> [Instruction]
Convert the lines from the one containing "List each element below along with its xyxy pixel bbox. List" through the one containing "param-value: 8.00 — [1070, 417, 1089, 426]", both included, into a Markdown table with the columns Row and Line, skipping blank lines and leaving out the pictures.

> [Dataset rows]
++++++
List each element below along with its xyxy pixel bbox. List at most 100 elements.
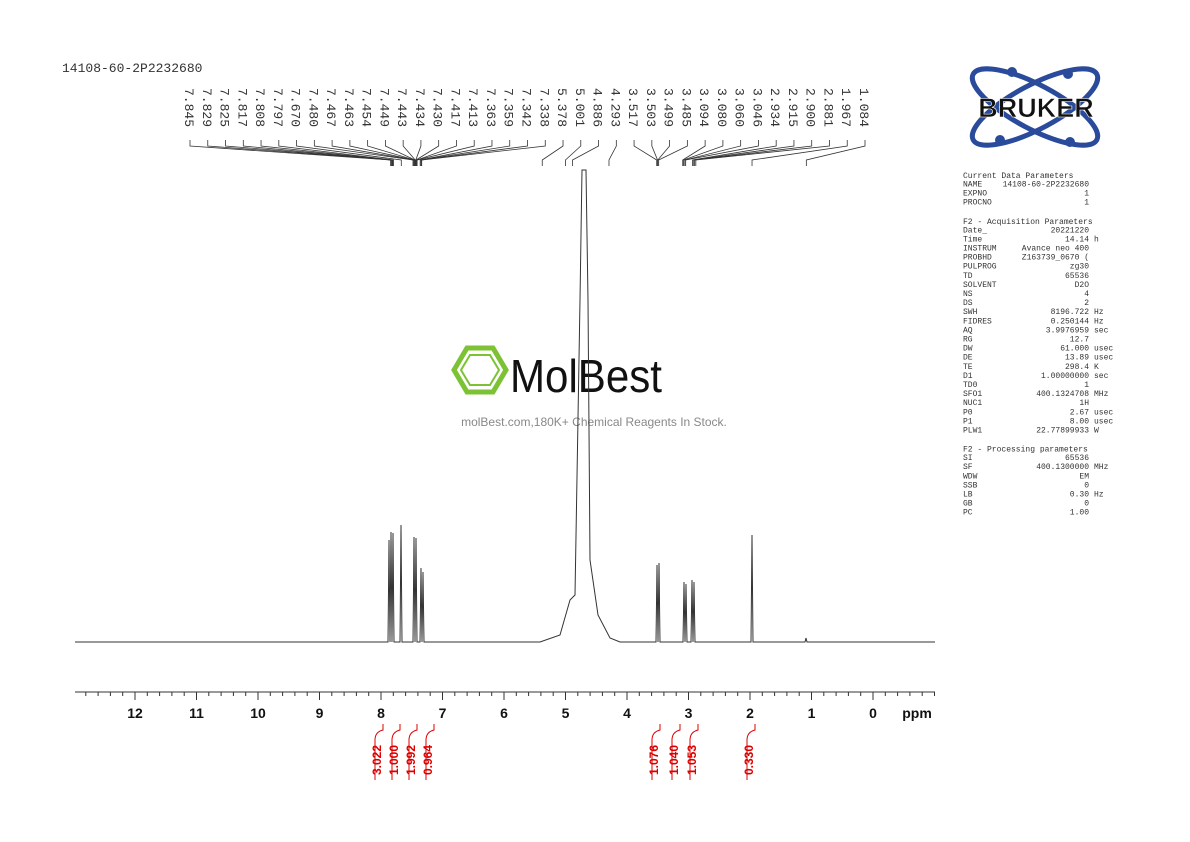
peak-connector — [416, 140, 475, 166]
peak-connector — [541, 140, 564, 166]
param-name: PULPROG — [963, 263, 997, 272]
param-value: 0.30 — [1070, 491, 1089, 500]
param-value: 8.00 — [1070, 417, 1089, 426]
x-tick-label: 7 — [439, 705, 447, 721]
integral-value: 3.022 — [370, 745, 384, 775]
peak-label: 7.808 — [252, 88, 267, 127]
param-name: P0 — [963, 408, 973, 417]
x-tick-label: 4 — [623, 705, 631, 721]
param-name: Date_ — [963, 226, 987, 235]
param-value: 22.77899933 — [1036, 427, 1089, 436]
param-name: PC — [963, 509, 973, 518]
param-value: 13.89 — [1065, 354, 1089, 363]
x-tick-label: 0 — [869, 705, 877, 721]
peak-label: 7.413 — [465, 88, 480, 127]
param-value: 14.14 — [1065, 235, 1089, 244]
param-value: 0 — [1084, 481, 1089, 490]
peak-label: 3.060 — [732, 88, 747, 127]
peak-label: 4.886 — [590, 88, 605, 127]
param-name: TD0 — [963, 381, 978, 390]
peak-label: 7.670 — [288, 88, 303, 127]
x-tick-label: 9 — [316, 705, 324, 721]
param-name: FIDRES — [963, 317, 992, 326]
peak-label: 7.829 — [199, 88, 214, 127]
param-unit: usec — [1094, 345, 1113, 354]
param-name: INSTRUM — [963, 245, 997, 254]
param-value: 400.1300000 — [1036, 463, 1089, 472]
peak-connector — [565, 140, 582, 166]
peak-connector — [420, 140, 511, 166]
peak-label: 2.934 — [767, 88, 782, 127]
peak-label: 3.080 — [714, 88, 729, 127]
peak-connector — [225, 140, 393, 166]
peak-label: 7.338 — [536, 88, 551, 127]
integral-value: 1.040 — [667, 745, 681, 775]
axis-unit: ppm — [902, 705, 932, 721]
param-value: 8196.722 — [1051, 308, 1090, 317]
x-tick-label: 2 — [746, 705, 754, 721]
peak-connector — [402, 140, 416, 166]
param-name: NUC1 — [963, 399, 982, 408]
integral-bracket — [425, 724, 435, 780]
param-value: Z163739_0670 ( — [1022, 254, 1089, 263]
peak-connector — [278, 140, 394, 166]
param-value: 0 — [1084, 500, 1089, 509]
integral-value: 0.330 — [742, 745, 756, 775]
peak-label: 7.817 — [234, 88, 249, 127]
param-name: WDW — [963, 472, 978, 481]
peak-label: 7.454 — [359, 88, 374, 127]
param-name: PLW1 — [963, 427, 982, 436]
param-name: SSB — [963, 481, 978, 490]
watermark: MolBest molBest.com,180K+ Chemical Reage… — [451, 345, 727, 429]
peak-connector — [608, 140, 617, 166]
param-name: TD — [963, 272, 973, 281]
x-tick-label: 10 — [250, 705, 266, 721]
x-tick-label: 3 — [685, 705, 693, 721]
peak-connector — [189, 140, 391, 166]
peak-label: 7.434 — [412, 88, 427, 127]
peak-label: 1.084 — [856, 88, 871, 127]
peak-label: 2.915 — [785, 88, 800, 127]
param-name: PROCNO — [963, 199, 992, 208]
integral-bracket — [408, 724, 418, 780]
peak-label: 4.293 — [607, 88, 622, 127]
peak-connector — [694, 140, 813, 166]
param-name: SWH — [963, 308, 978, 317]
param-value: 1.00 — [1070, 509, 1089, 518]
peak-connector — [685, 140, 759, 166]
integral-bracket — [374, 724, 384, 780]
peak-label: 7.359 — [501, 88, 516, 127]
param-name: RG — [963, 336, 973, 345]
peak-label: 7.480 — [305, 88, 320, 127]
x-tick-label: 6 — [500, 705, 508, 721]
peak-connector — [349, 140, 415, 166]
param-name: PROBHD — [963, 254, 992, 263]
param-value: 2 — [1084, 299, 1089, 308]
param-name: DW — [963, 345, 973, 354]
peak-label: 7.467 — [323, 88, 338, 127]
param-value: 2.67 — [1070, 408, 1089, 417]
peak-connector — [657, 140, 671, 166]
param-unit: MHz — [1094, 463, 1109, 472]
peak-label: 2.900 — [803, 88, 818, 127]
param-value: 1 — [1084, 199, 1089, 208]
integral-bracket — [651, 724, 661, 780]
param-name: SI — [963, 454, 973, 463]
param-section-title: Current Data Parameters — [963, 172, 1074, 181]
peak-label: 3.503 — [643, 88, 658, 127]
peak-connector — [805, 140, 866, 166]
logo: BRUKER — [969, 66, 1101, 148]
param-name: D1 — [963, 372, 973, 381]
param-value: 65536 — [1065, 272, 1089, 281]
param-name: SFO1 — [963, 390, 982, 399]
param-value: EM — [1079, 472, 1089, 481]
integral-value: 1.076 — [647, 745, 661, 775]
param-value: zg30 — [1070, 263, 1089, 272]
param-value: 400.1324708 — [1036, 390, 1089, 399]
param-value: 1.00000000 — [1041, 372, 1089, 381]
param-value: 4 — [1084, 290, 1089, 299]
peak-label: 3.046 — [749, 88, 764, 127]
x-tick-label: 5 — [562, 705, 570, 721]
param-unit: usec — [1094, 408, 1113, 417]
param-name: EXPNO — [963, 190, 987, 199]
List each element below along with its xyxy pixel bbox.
++++++
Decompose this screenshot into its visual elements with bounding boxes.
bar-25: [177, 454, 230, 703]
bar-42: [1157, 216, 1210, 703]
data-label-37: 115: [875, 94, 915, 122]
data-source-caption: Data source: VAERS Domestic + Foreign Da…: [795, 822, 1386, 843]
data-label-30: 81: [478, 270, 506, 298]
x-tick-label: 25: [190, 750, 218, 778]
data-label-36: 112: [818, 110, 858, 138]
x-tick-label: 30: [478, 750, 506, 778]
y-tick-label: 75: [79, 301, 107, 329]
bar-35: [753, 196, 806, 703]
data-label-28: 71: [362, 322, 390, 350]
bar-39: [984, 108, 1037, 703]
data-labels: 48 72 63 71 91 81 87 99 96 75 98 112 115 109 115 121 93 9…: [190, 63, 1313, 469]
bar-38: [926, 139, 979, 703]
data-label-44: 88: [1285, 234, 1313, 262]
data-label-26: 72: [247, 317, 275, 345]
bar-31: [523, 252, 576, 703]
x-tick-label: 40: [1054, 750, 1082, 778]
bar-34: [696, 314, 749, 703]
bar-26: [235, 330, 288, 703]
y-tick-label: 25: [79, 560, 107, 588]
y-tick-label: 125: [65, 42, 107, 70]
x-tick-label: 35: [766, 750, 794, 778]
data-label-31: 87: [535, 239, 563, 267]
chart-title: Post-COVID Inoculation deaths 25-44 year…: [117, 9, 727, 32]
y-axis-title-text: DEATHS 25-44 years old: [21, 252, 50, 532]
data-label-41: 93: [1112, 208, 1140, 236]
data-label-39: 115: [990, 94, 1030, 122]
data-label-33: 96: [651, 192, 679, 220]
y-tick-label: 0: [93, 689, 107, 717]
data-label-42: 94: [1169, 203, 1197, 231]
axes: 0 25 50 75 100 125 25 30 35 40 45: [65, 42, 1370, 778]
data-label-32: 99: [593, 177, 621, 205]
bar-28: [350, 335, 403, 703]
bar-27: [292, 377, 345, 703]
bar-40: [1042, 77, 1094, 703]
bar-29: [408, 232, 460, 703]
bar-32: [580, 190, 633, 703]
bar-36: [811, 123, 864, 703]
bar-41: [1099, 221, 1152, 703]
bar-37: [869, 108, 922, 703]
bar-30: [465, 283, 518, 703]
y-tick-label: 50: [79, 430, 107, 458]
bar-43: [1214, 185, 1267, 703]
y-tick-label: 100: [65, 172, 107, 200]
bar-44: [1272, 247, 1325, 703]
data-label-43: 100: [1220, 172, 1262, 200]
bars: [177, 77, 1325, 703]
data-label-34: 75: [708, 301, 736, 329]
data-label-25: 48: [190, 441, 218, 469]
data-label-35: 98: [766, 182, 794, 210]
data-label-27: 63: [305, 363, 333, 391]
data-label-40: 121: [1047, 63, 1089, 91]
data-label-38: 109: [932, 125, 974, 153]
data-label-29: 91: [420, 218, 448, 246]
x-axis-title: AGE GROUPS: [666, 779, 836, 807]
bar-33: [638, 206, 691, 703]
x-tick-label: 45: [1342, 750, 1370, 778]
++++++
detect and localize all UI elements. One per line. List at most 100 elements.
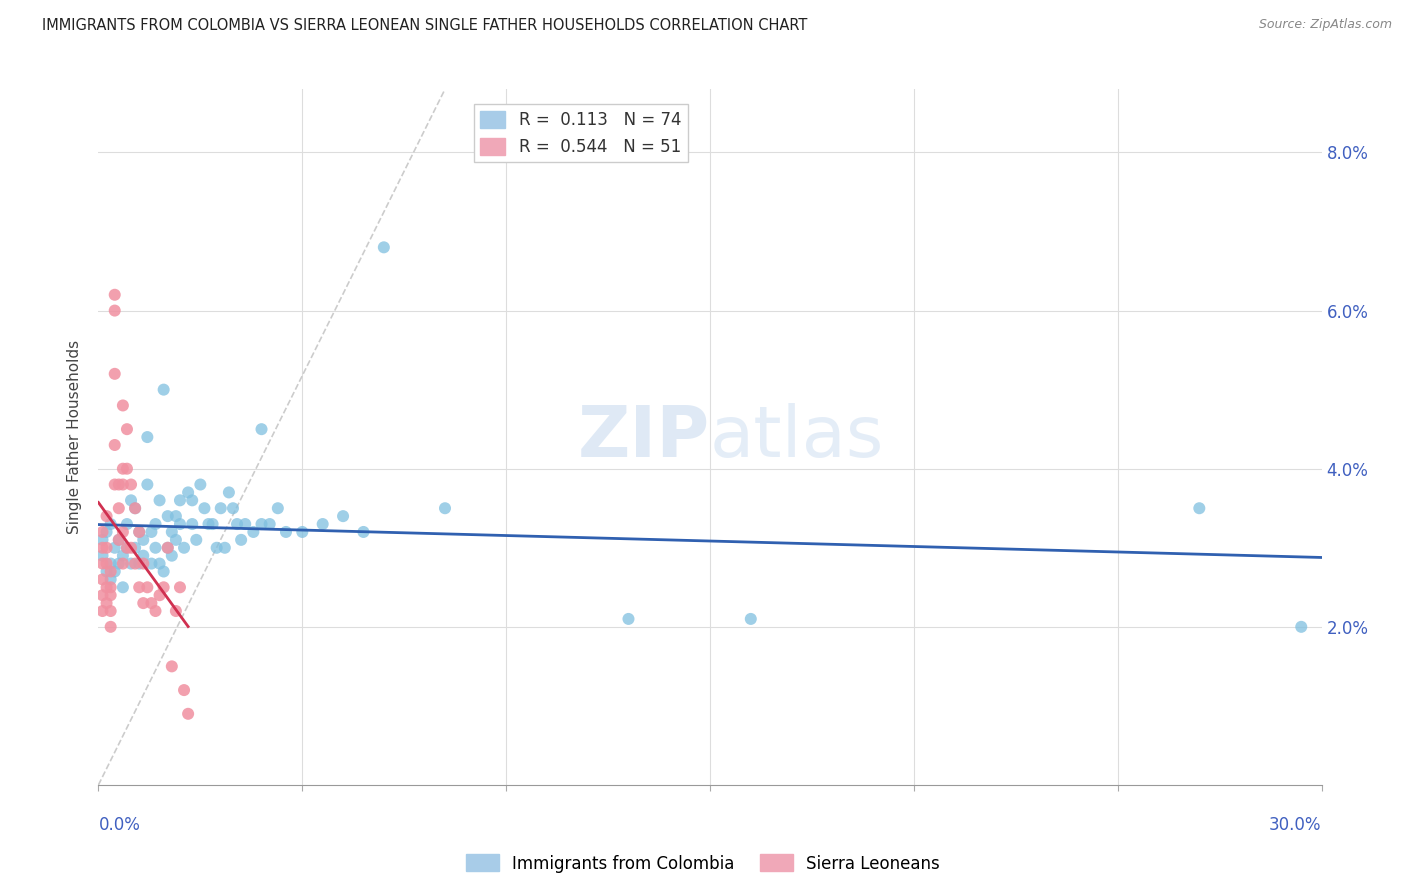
++++++
> [Solution to this exercise]
| Row | Line |
|---|---|
| 1 | List each element below along with its xyxy pixel bbox. List at most 100 elements. |
| 2 | peak-connector — [416, 140, 475, 166] |
| 3 | peak-connector — [541, 140, 564, 166] |
| 4 | param-name: PULPROG — [963, 263, 997, 272] |
| 5 | param-value: 0.30 — [1070, 491, 1089, 500] |
| 6 | param-value: 8.00 — [1070, 417, 1089, 426] |